> [What you are asked to do]:
Across all the lines below, how many contain the string "space"? Please reply with the number only.

[Stored items from a collection]

[Begin]

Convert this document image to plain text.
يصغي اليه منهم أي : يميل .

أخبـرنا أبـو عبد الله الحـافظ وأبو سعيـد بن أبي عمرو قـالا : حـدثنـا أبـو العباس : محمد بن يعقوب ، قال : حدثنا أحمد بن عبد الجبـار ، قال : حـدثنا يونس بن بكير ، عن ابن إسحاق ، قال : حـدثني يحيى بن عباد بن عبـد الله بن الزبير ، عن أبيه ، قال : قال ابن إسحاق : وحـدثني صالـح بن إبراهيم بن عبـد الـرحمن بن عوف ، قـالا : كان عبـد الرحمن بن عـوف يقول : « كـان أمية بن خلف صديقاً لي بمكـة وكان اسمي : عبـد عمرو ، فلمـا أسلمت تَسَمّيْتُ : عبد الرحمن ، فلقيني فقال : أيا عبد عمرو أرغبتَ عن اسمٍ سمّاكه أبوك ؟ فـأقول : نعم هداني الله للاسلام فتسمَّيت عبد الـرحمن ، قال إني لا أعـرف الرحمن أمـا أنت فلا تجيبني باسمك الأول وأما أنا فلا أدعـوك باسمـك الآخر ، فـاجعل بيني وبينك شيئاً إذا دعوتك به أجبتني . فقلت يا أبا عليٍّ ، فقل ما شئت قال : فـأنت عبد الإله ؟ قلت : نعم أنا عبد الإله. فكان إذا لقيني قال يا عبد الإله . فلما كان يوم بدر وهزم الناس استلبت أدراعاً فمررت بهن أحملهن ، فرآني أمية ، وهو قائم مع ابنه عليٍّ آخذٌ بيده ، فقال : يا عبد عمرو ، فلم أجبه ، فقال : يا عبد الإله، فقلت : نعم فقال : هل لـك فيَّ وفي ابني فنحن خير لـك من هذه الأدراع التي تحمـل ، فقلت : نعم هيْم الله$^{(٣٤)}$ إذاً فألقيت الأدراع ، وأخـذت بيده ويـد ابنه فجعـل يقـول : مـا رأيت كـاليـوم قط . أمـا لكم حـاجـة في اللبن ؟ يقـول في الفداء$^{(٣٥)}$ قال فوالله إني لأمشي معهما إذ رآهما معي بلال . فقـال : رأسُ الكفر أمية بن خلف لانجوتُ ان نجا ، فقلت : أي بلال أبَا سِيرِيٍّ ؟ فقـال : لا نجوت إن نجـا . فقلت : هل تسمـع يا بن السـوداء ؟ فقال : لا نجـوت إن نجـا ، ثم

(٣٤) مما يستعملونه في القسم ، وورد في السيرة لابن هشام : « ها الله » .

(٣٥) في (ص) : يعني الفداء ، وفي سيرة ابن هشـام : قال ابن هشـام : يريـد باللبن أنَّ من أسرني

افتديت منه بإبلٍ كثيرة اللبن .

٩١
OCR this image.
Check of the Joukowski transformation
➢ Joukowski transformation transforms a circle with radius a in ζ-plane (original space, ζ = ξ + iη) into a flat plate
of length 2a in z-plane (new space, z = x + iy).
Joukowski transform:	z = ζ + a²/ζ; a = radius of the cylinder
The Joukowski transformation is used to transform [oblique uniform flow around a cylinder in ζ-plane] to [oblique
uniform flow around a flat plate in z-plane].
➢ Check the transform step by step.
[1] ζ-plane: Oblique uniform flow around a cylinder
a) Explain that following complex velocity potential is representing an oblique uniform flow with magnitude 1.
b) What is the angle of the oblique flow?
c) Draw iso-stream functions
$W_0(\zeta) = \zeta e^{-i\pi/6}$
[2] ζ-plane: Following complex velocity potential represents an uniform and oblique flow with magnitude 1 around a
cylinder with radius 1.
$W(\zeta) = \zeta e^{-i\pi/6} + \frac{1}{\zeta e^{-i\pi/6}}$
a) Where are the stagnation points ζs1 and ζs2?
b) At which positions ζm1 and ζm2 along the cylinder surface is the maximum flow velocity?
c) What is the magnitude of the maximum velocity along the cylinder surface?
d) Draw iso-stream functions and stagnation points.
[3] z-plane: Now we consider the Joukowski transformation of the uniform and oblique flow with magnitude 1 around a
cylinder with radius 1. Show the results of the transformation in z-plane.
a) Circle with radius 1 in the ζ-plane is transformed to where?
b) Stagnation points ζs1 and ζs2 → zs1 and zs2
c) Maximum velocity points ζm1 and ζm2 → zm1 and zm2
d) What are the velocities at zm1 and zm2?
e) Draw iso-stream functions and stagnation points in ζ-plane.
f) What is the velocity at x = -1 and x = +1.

[End]

> [Solution for this exercise]:
2